• _DIRECTIONS FOR THIS TASK_: Find every line in the records below that holds the word "meat" and copy it.

• _Recorded data_:
= = = =

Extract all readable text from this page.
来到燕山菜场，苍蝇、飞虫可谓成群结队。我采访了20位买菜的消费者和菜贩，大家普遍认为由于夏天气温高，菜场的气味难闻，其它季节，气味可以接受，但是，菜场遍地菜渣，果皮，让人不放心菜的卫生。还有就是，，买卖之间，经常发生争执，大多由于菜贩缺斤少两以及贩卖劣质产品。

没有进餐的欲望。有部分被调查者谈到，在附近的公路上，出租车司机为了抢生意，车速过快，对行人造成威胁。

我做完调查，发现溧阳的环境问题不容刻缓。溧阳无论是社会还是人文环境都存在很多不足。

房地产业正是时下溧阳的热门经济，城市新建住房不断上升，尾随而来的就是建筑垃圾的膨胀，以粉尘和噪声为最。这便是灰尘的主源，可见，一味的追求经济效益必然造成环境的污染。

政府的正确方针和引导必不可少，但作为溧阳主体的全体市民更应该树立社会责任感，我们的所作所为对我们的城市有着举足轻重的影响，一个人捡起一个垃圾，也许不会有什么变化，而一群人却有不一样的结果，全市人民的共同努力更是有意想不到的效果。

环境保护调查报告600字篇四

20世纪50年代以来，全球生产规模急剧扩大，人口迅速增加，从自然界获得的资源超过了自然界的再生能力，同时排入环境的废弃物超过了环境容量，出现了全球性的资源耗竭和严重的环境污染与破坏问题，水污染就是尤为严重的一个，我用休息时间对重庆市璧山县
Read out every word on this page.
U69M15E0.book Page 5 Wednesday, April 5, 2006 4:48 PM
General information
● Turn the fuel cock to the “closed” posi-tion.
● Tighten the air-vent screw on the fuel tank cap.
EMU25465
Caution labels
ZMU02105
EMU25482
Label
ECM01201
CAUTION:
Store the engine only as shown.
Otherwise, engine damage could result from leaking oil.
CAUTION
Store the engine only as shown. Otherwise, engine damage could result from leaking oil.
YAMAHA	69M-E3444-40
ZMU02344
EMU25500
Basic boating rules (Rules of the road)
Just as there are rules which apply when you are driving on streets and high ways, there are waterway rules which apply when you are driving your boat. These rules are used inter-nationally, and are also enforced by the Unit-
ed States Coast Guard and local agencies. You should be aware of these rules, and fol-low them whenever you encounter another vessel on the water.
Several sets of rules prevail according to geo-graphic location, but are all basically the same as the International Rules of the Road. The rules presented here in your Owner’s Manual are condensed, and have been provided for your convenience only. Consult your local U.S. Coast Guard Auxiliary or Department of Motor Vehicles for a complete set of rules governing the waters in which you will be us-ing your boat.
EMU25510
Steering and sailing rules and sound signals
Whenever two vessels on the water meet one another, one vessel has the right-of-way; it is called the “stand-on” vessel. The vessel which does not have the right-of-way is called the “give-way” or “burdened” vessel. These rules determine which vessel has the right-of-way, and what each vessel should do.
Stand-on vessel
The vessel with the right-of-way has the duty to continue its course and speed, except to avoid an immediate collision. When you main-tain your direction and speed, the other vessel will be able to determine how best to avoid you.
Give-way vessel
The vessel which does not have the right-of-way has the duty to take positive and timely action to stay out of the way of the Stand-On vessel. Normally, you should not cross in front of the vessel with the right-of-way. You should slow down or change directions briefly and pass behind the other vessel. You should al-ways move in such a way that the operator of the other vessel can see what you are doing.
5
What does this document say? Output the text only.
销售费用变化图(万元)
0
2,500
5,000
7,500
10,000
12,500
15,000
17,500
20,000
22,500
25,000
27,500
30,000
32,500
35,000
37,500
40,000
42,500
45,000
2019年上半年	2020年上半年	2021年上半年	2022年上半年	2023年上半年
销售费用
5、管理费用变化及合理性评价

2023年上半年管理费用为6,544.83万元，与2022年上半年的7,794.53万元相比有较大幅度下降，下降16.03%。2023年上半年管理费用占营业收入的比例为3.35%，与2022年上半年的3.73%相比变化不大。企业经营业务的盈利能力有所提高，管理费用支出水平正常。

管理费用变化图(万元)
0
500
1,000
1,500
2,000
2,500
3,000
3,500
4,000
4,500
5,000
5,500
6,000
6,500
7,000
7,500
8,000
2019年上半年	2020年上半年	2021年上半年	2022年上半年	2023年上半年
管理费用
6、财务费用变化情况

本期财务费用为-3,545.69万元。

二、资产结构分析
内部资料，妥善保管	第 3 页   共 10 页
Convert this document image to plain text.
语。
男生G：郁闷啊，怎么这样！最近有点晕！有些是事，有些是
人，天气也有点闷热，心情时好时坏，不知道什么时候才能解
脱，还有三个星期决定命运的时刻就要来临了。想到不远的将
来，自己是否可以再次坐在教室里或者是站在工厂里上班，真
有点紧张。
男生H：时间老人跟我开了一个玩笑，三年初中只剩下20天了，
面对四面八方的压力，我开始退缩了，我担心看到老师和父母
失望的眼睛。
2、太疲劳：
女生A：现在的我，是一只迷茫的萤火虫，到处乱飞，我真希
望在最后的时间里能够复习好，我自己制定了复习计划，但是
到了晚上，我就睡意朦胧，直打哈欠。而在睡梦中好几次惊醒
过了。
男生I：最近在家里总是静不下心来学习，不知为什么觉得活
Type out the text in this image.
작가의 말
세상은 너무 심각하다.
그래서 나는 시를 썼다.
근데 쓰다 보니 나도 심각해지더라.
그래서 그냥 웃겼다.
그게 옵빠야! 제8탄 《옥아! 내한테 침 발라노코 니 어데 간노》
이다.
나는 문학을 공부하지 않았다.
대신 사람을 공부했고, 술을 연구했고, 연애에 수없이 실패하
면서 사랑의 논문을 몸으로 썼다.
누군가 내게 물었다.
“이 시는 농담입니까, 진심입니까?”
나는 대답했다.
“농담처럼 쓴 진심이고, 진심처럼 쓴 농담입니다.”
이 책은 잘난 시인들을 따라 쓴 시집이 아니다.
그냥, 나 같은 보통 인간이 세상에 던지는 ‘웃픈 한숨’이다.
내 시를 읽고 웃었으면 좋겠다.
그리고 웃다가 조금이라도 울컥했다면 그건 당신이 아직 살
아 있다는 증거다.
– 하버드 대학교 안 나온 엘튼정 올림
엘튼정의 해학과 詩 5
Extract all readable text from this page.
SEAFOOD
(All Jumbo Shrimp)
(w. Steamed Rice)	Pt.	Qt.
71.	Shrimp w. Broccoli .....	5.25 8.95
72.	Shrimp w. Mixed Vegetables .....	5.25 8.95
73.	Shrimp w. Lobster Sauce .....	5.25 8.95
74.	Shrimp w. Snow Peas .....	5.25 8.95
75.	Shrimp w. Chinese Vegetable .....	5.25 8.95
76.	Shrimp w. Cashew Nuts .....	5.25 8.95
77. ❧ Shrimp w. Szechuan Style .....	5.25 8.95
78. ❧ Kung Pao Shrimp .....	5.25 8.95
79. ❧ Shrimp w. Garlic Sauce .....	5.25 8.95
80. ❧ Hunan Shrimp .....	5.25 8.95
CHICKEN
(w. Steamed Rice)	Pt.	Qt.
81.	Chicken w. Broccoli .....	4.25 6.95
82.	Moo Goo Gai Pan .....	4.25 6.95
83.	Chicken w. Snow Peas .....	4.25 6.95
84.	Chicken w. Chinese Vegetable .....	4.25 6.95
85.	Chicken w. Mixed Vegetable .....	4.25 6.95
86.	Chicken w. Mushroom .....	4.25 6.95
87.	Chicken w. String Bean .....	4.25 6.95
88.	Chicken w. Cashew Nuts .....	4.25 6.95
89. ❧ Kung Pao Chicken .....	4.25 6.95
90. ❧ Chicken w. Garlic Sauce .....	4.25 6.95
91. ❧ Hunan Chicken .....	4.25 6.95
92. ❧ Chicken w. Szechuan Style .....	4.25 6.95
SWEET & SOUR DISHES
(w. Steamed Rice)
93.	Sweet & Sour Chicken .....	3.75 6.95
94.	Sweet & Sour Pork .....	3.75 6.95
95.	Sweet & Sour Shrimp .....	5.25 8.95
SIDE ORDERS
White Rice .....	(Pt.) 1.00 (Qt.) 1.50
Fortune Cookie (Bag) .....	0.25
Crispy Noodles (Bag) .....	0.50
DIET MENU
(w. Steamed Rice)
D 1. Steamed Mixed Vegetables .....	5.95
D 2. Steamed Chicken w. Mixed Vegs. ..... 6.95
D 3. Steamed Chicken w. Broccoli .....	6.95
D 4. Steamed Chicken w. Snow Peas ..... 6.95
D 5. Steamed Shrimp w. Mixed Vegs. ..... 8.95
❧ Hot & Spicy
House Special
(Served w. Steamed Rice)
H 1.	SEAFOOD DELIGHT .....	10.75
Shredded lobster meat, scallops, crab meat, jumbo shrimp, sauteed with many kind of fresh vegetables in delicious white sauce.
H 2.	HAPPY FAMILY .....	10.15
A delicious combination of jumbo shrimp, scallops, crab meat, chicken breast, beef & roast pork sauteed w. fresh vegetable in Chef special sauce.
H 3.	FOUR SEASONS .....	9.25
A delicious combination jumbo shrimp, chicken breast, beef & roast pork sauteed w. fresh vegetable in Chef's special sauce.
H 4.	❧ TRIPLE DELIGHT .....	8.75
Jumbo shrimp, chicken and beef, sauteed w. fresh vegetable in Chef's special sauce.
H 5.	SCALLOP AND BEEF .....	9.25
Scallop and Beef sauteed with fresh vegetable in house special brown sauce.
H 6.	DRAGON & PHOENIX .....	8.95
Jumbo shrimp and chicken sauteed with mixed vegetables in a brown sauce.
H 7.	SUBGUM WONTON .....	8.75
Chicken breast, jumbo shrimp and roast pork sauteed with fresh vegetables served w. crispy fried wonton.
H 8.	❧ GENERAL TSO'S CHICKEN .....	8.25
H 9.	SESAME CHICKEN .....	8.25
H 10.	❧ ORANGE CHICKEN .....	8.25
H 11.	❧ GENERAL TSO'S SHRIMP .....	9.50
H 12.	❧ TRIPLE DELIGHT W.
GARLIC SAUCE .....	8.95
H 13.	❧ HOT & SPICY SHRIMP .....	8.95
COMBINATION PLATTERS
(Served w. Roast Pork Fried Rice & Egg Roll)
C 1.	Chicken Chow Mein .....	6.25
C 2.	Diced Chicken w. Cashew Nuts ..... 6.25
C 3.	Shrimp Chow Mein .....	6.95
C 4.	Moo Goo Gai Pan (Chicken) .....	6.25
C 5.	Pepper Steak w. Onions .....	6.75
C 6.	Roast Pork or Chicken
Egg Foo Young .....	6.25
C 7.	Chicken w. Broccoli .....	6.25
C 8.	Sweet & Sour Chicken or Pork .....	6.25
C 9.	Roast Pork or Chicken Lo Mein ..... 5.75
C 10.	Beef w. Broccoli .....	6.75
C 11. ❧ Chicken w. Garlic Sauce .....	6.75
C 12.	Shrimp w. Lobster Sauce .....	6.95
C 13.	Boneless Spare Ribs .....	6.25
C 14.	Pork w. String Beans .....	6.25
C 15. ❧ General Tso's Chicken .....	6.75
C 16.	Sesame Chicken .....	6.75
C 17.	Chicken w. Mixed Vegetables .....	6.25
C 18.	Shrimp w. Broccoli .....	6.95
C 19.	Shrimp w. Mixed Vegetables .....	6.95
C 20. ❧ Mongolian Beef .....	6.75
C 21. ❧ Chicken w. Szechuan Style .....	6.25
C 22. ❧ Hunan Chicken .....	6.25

= = = =

• _WRITTEN ANSWER_:
Shredded lobster meat, scallops, crab meat, jumbo shrimp, sauteed with many kind of fresh vegetables in delicious white sauce.
A delicious combination of jumbo shrimp, scallops, crab meat, chicken breast, beef & roast pork sauteed w. fresh vegetable in Chef special sauce.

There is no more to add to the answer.